--- Start ---
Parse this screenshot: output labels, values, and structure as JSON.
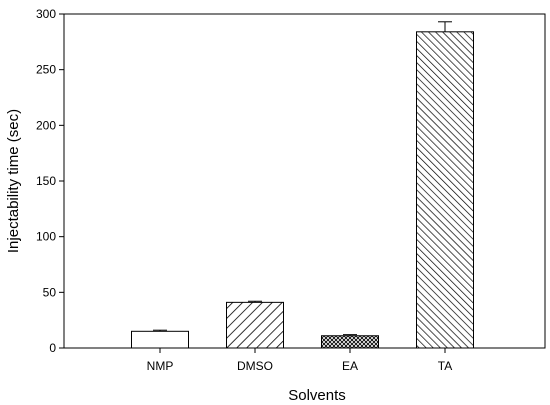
{
  "chart_data": {
    "type": "bar",
    "title": "",
    "xlabel": "Solvents",
    "ylabel": "Injectability time (sec)",
    "categories": [
      "NMP",
      "DMSO",
      "EA",
      "TA"
    ],
    "values": [
      15,
      41,
      11,
      284
    ],
    "errors": [
      1,
      1,
      1,
      9
    ],
    "fills": [
      "none",
      "diagonal-hatch",
      "crosshatch",
      "diagonal-hatch-dense"
    ],
    "ylim": [
      0,
      300
    ],
    "yticks": [
      0,
      50,
      100,
      150,
      200,
      250,
      300
    ],
    "grid": false,
    "legend": "none"
  }
}
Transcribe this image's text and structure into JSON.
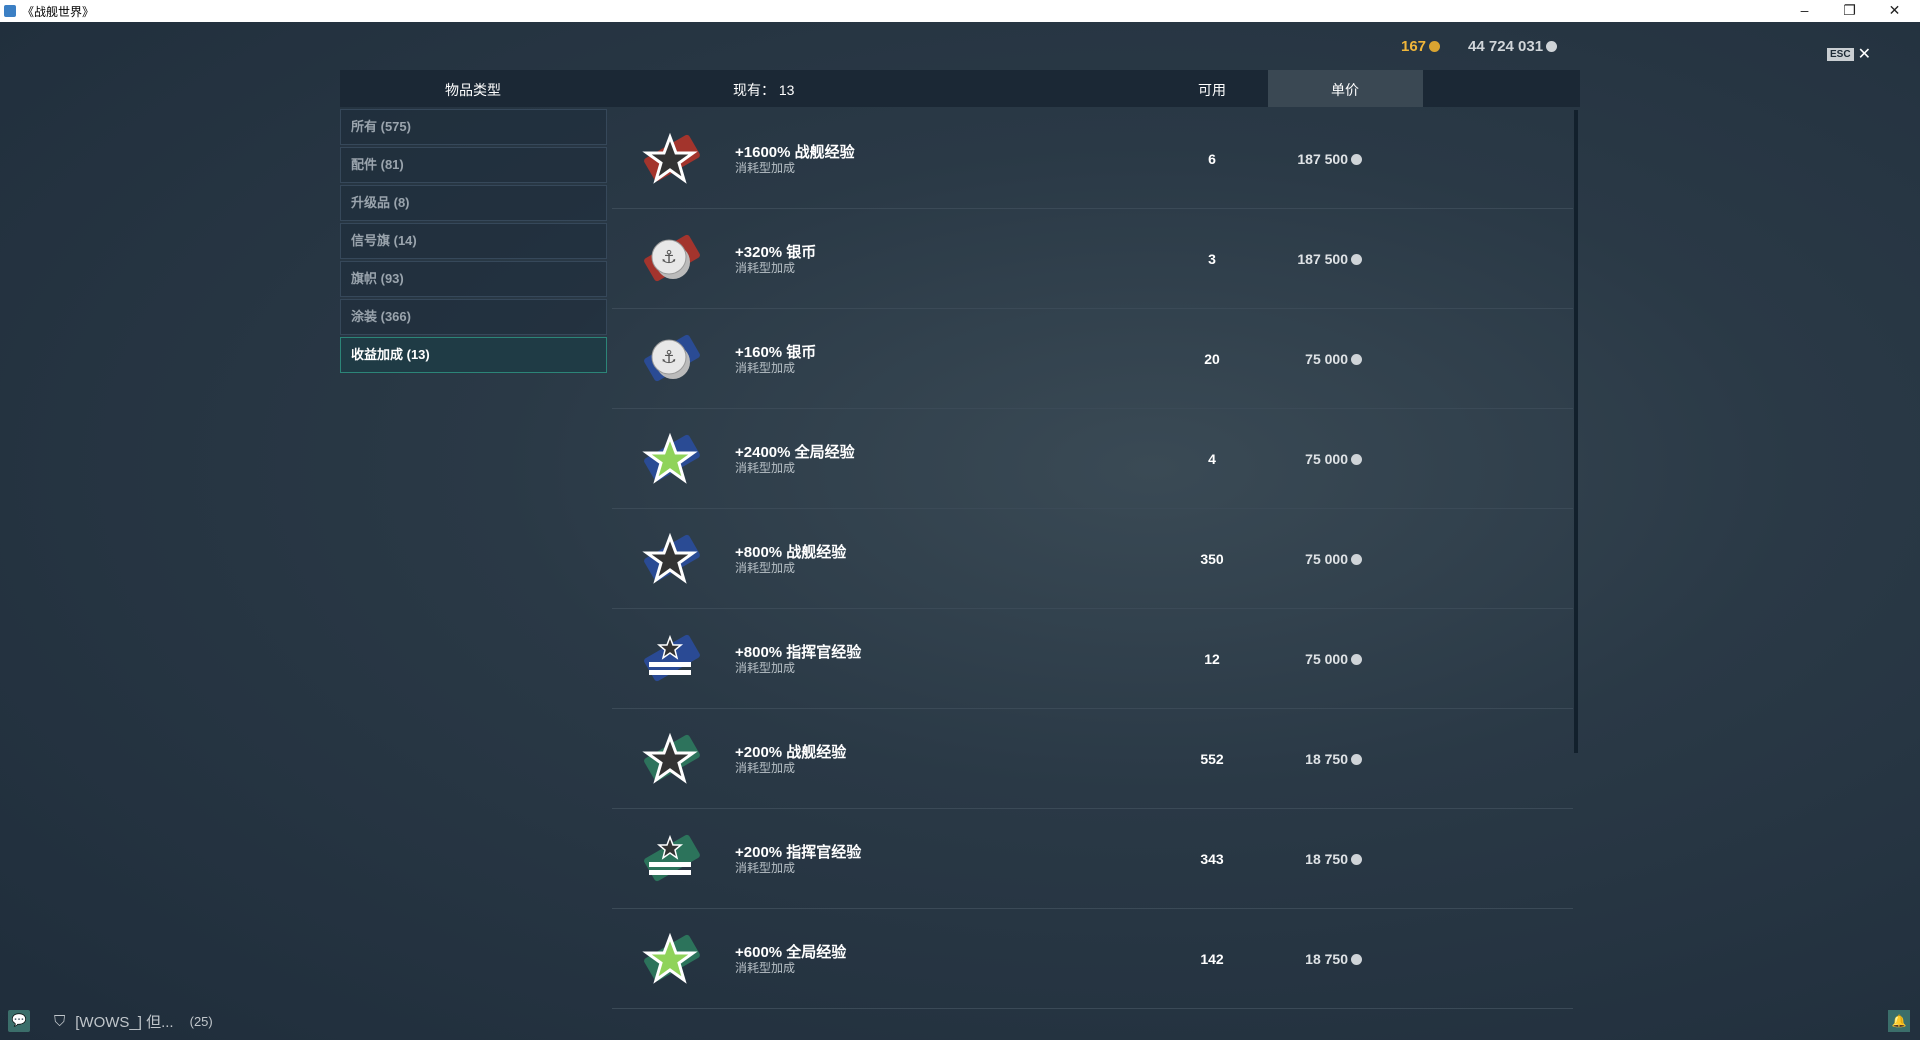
{
  "window": {
    "title": "《战舰世界》",
    "minimize": "–",
    "restore": "❐",
    "close": "✕"
  },
  "currency": {
    "gold": "167",
    "silver": "44 724 031",
    "gold_color": "#f0b63a",
    "silver_color": "#d0d5d9"
  },
  "esc": {
    "key": "ESC",
    "close": "✕"
  },
  "header": {
    "category": "物品类型",
    "owned": "现有： 13",
    "available": "可用",
    "price": "单价"
  },
  "categories": [
    {
      "label": "所有 (575)"
    },
    {
      "label": "配件 (81)"
    },
    {
      "label": "升级品 (8)"
    },
    {
      "label": "信号旗 (14)"
    },
    {
      "label": "旗帜 (93)"
    },
    {
      "label": "涂装 (366)"
    },
    {
      "label": "收益加成 (13)",
      "active": true
    }
  ],
  "items": [
    {
      "name": "+1600% 战舰经验",
      "type": "消耗型加成",
      "count": "6",
      "price": "187 500",
      "icon": "star-icon",
      "color": "#b0342a",
      "star": "#333"
    },
    {
      "name": "+320% 银币",
      "type": "消耗型加成",
      "count": "3",
      "price": "187 500",
      "icon": "silver-coin-icon",
      "color": "#b0342a"
    },
    {
      "name": "+160% 银币",
      "type": "消耗型加成",
      "count": "20",
      "price": "75 000",
      "icon": "silver-coin-icon",
      "color": "#2a4d9c"
    },
    {
      "name": "+2400% 全局经验",
      "type": "消耗型加成",
      "count": "4",
      "price": "75 000",
      "icon": "star-icon",
      "color": "#2a4d9c",
      "star": "#8fd35a"
    },
    {
      "name": "+800% 战舰经验",
      "type": "消耗型加成",
      "count": "350",
      "price": "75 000",
      "icon": "star-icon",
      "color": "#2a4d9c",
      "star": "#333"
    },
    {
      "name": "+800% 指挥官经验",
      "type": "消耗型加成",
      "count": "12",
      "price": "75 000",
      "icon": "commander-icon",
      "color": "#2a4d9c"
    },
    {
      "name": "+200% 战舰经验",
      "type": "消耗型加成",
      "count": "552",
      "price": "18 750",
      "icon": "star-icon",
      "color": "#2d7a5e",
      "star": "#333"
    },
    {
      "name": "+200% 指挥官经验",
      "type": "消耗型加成",
      "count": "343",
      "price": "18 750",
      "icon": "commander-icon",
      "color": "#2d7a5e"
    },
    {
      "name": "+600% 全局经验",
      "type": "消耗型加成",
      "count": "142",
      "price": "18 750",
      "icon": "star-icon",
      "color": "#2d7a5e",
      "star": "#8fd35a"
    }
  ],
  "chat": {
    "label": "[WOWS_]  但...",
    "count": "(25)"
  }
}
--- End ---
- [Exercise] Show, from the listing above, each line that contains the word "structure".

- [Right answer]
Parse this screenshot: output labels, values, and structure as JSON.
Transcribe this image's text and structure into JSON.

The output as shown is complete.